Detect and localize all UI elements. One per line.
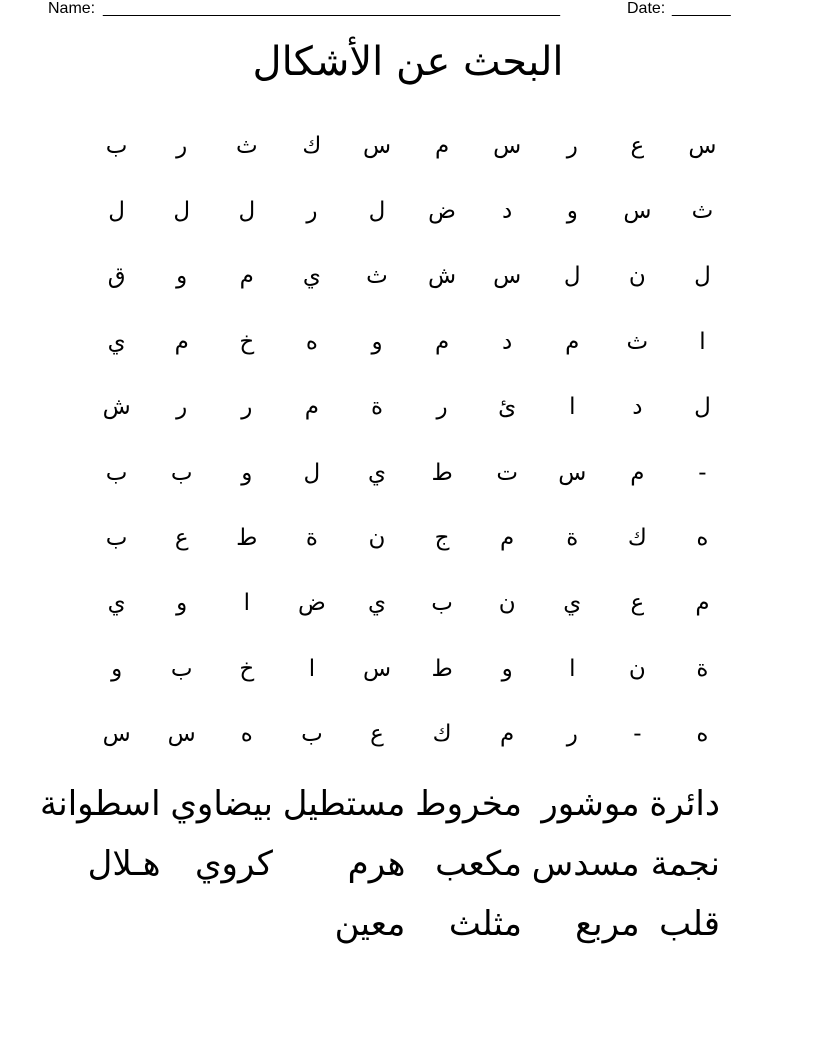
grid-cell[interactable]: ل <box>303 459 321 486</box>
grid-cell[interactable]: ي <box>107 590 126 617</box>
name-label: Name: <box>48 0 96 17</box>
word-list-item: مستطيل <box>282 784 406 824</box>
grid-cell[interactable]: خ <box>239 328 255 355</box>
grid-cell[interactable]: و <box>176 590 188 617</box>
grid-cell[interactable]: و <box>566 198 578 225</box>
word-list-item: موشور <box>541 784 640 824</box>
grid-cell[interactable]: ب <box>105 132 128 159</box>
word-list-item: معين <box>334 904 406 944</box>
grid-cell[interactable]: س <box>167 721 196 748</box>
grid-cell[interactable]: ر <box>566 721 578 748</box>
grid-cell[interactable]: م <box>174 328 189 355</box>
grid-cell[interactable]: س <box>362 655 392 682</box>
grid-cell[interactable]: ث <box>235 132 258 159</box>
grid-cell[interactable]: ي <box>367 459 386 486</box>
grid-cell[interactable]: ي <box>367 590 386 617</box>
grid-cell[interactable]: ع <box>630 132 645 159</box>
grid-cell[interactable]: ش <box>102 394 131 421</box>
grid-cell[interactable]: ة <box>696 655 709 682</box>
grid-cell[interactable]: ل <box>108 198 125 225</box>
grid-cell[interactable]: ا <box>569 655 576 682</box>
grid-cell[interactable]: و <box>176 263 188 290</box>
grid-cell[interactable]: ط <box>431 459 453 486</box>
grid-cell[interactable]: ئ <box>498 394 517 421</box>
word-list-item: مخروط <box>415 784 522 824</box>
word-list-item: دائرة <box>649 784 720 824</box>
grid-cell[interactable]: م <box>500 721 515 748</box>
grid-cell[interactable]: و <box>501 655 513 682</box>
grid-cell[interactable]: ت <box>496 459 518 486</box>
grid-cell[interactable]: س <box>362 132 392 159</box>
word-list-item: مسدس <box>531 844 640 884</box>
grid-cell[interactable]: و <box>111 655 123 682</box>
word-list-item: كروي <box>194 844 273 884</box>
grid-cell[interactable]: - <box>633 721 642 748</box>
header-line <box>0 0 816 20</box>
grid-cell[interactable]: ر <box>176 394 188 421</box>
grid-cell[interactable]: ا <box>569 394 576 421</box>
grid-cell[interactable]: ك <box>302 132 322 159</box>
grid-cell[interactable]: ي <box>563 590 582 617</box>
word-list <box>40 774 720 954</box>
date-field[interactable]: _______ <box>672 0 731 17</box>
grid-cell[interactable]: م <box>630 459 645 486</box>
grid-cell[interactable]: ن <box>628 655 646 682</box>
grid-cell[interactable]: ر <box>306 198 318 225</box>
grid-cell[interactable]: ث <box>691 198 714 225</box>
grid-cell[interactable]: ر <box>176 132 188 159</box>
grid-cell[interactable]: ر <box>436 394 448 421</box>
grid-cell[interactable]: ث <box>366 263 388 290</box>
grid-cell[interactable]: س <box>558 459 587 486</box>
grid-cell[interactable]: ب <box>170 459 193 486</box>
page-title: البحث عن الأشكال <box>252 39 564 85</box>
grid-cell[interactable]: ض <box>428 198 456 225</box>
grid-cell[interactable]: ن <box>498 590 516 617</box>
grid-cell[interactable]: ل <box>694 394 711 421</box>
grid-cell[interactable]: ن <box>368 525 386 552</box>
grid-cell[interactable]: س <box>688 132 717 159</box>
word-list-item: قلب <box>659 904 720 944</box>
grid-cell[interactable]: ر <box>241 394 253 421</box>
grid-cell[interactable]: ق <box>107 263 126 290</box>
date-label: Date: <box>627 0 666 17</box>
grid-cell[interactable]: ب <box>105 525 128 552</box>
grid-cell[interactable]: ه <box>305 328 318 355</box>
grid-cell[interactable]: ي <box>107 328 126 355</box>
grid-cell[interactable]: و <box>371 328 383 355</box>
grid-cell[interactable]: م <box>304 394 320 421</box>
grid-cell[interactable]: ل <box>238 198 256 225</box>
grid-cell[interactable]: م <box>239 263 254 290</box>
word-list-item: نجمة <box>650 844 720 884</box>
grid-cell[interactable]: ة <box>566 525 579 552</box>
name-field[interactable]: _______________________________________________________ <box>103 0 560 17</box>
grid-cell[interactable]: ط <box>236 525 258 552</box>
grid-cell[interactable]: ل <box>563 263 581 290</box>
grid-cell[interactable]: س <box>493 263 522 290</box>
grid-cell[interactable]: ا <box>308 655 316 682</box>
grid-cell[interactable]: س <box>102 721 131 748</box>
grid-cell[interactable]: ب <box>105 459 128 486</box>
grid-cell[interactable]: ك <box>627 525 647 552</box>
grid-cell[interactable]: ل <box>173 198 191 225</box>
grid-cell[interactable]: ه <box>696 525 709 552</box>
grid-cell[interactable]: ه <box>696 721 709 748</box>
grid-cell[interactable]: س <box>623 198 652 225</box>
grid-cell[interactable]: ك <box>432 721 452 748</box>
grid-cell[interactable]: م <box>695 590 710 617</box>
grid-cell[interactable]: ط <box>431 655 453 682</box>
grid-cell[interactable]: ه <box>240 721 253 748</box>
grid-cell[interactable]: - <box>698 459 707 486</box>
grid-cell[interactable]: د <box>502 198 513 225</box>
grid-cell[interactable]: ب <box>301 721 323 748</box>
grid-cell[interactable]: د <box>632 394 643 421</box>
grid-cell[interactable]: ا <box>243 590 250 617</box>
word-list-item: هـلال <box>87 844 161 884</box>
grid-cell[interactable]: ش <box>428 263 457 290</box>
grid-cell[interactable]: ن <box>628 263 646 290</box>
grid-cell[interactable]: د <box>502 328 513 355</box>
grid-cell[interactable]: م <box>500 525 515 552</box>
word-list-item: مكعب <box>435 844 522 884</box>
grid-cell[interactable]: ل <box>368 198 386 225</box>
grid-cell[interactable]: س <box>493 132 522 159</box>
word-list-item: بيضاوي <box>170 784 273 824</box>
grid-cell[interactable]: ب <box>170 655 193 682</box>
grid-cell[interactable]: ع <box>174 525 189 552</box>
grid-cell[interactable]: ض <box>297 590 326 617</box>
word-list-item: مثلث <box>448 904 522 944</box>
grid-cell[interactable]: ل <box>694 263 711 290</box>
grid-cell[interactable]: ة <box>370 394 384 421</box>
letter-grid <box>84 113 735 767</box>
grid-cell[interactable]: ر <box>566 132 578 159</box>
grid-cell[interactable]: ث <box>626 328 649 355</box>
grid-cell[interactable]: ا <box>699 328 706 355</box>
word-list-item: مربع <box>575 904 640 944</box>
grid-cell[interactable]: ب <box>431 590 453 617</box>
grid-cell[interactable]: ي <box>302 263 321 290</box>
grid-cell[interactable]: و <box>241 459 253 486</box>
grid-cell[interactable]: م <box>434 132 450 159</box>
grid-cell[interactable]: م <box>565 328 580 355</box>
grid-cell[interactable]: ع <box>630 590 645 617</box>
grid-cell[interactable]: ع <box>370 721 384 748</box>
word-list-item: اسطوانة <box>40 784 161 824</box>
grid-cell[interactable]: خ <box>239 655 255 682</box>
word-list-item: هرم <box>347 844 406 884</box>
grid-cell[interactable]: ج <box>434 525 450 552</box>
grid-cell[interactable]: ة <box>305 525 318 552</box>
grid-cell[interactable]: م <box>434 328 450 355</box>
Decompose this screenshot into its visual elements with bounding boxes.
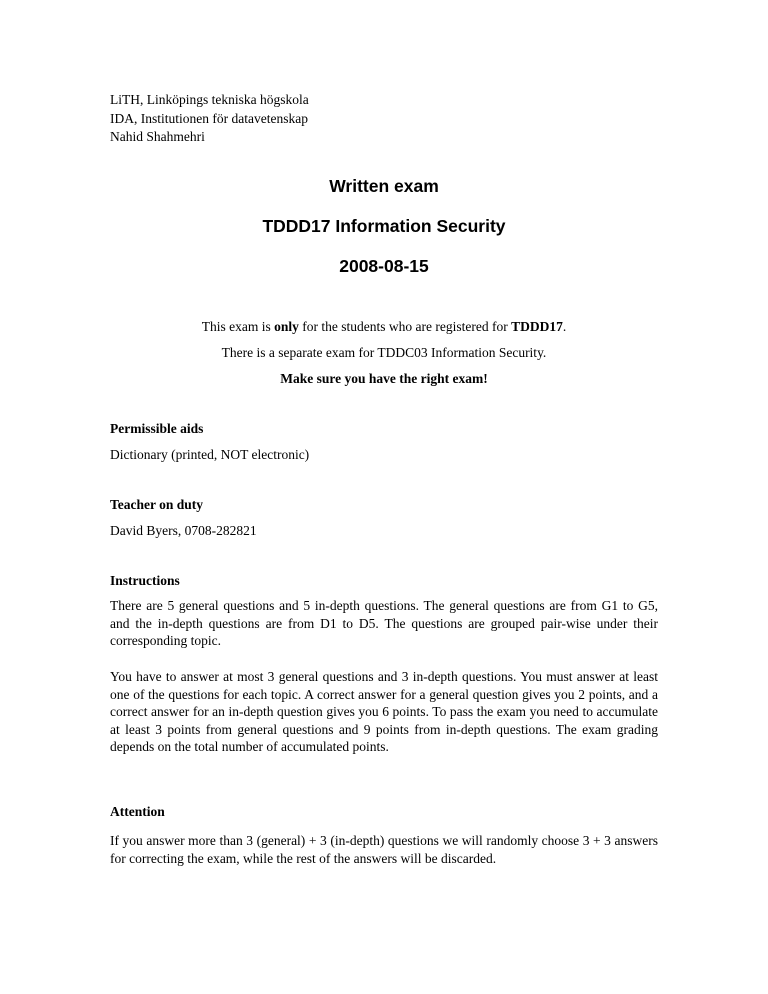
teacher-text: David Byers, 0708-282821: [110, 523, 257, 538]
notice-text: .: [562, 319, 567, 334]
course-title: TDDD17 Information Security: [262, 216, 506, 236]
separate-exam-notice: There is a separate exam for TDDC03 Information Security.: [221, 345, 547, 360]
attention-heading: Attention: [110, 804, 165, 819]
eligibility-notice: [0, 319, 768, 335]
exam-title: Written exam: [329, 176, 439, 196]
teacher-heading: Teacher on duty: [110, 497, 204, 512]
instructions-heading: Instructions: [110, 573, 180, 588]
course-code: TDDD17: [511, 319, 563, 334]
author-name: Nahid Shahmehri: [110, 129, 205, 144]
right-exam-warning: Make sure you have the right exam!: [280, 371, 488, 386]
department-name: IDA, Institutionen för datavetenskap: [110, 110, 308, 126]
instructions-paragraph-2: You have to answer at most 3 general questions and 3 in-depth questions. You must answer at least one of the questions for each topic. A correct answer for a general question gives you 2 points, and a correct answer for an in-depth question gives you 6 points. To pass the exam you need to accumulate at least 3 points from general questions and 9 points from in-depth questions. The exam grading depends on the total number of accumulated points.: [110, 669, 658, 754]
institution-header: [110, 91, 309, 147]
university-name: LiTH, Linköpings tekniska högskola: [110, 92, 309, 107]
aids-text: Dictionary (printed, NOT electronic): [110, 447, 310, 462]
aids-heading: Permissible aids: [110, 421, 204, 436]
exam-date: 2008-08-15: [339, 256, 429, 276]
notice-emphasis: only: [274, 319, 299, 334]
notice-text: for the students who are registered for: [298, 319, 512, 334]
attention-paragraph: If you answer more than 3 (general) + 3 (in-depth) questions we will randomly choose 3 + 3 answers for correcting the exam, while the rest of the answers will be discarded.: [110, 833, 658, 866]
instructions-paragraph-1: There are 5 general questions and 5 in-depth questions. The general questions are from G1 to G5, and the in-depth questions are from D1 to D5. The questions are grouped pair-wise under their corresponding topic.: [110, 598, 658, 648]
notice-text: This exam is: [201, 319, 275, 334]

+===+

> _What to work on_:
Render the stretch of lines from the one containing "teacher-text: David Byers, 0708-282821: [110, 523, 257, 538]" through the one containing "attention-paragraph: If you" as a Markdown table with the columns No. and Line, leaving out any blank lines.

> _Output for this task_:
| No. | Line |
|---|---|
| 1 | teacher-text: David Byers, 0708-282821: [110, 523, 257, 538] |
| 2 | notice-text: .: [562, 319, 567, 334] |
| 3 | course-title: TDDD17 Information Security: [262, 216, 506, 236] |
| 4 | separate-exam-notice: There is a separate exam for TDDC03 Information Security.: [221, 345, 547, 360] |
| 5 | attention-heading: Attention: [110, 804, 165, 819] |
| 6 | eligibility-notice: [0, 319, 768, 335] |
| 7 | exam-title: Written exam: [329, 176, 439, 196] |
| 8 | teacher-heading: Teacher on duty: [110, 497, 204, 512] |
| 9 | instructions-heading: Instructions: [110, 573, 180, 588] |
| 10 | course-code: TDDD17: [511, 319, 563, 334] |
| 11 | author-name: Nahid Shahmehri: [110, 129, 205, 144] |
| 12 | right-exam-warning: Make sure you have the right exam!: [280, 371, 488, 386] |
| 13 | department-name: IDA, Institutionen för datavetenskap: [110, 110, 308, 126] |
| 14 | instructions-paragraph-2: You have to answer at most 3 general questions and 3 in-depth questions. You must answer at least one of the questions for each topic. A correct answer for a general question gives you 2 points, and a correct answer for an in-depth question gives you 6 points. To pass the exam you need to accumulate at least 3 points from general questions and 9 points from in-depth questions. The exam grading depends on the total number of accumulated points.: [110, 669, 658, 754] |
| 15 | institution-header: [110, 91, 309, 147] |
| 16 | university-name: LiTH, Linköpings tekniska högskola: [110, 92, 309, 107] |
| 17 | aids-text: Dictionary (printed, NOT electronic): [110, 447, 310, 462] |
| 18 | aids-heading: Permissible aids: [110, 421, 204, 436] |
| 19 | exam-date: 2008-08-15: [339, 256, 429, 276] |
| 20 | notice-emphasis: only: [274, 319, 299, 334] |
| 21 | notice-text: for the students who are registered for: [298, 319, 512, 334] |
| 22 | attention-paragraph: If you answer more than 3 (general) + 3 (in-depth) questions we will randomly choose 3 + 3 answers for correcting the exam, while the rest of the answers will be discarded.: [110, 833, 658, 866] |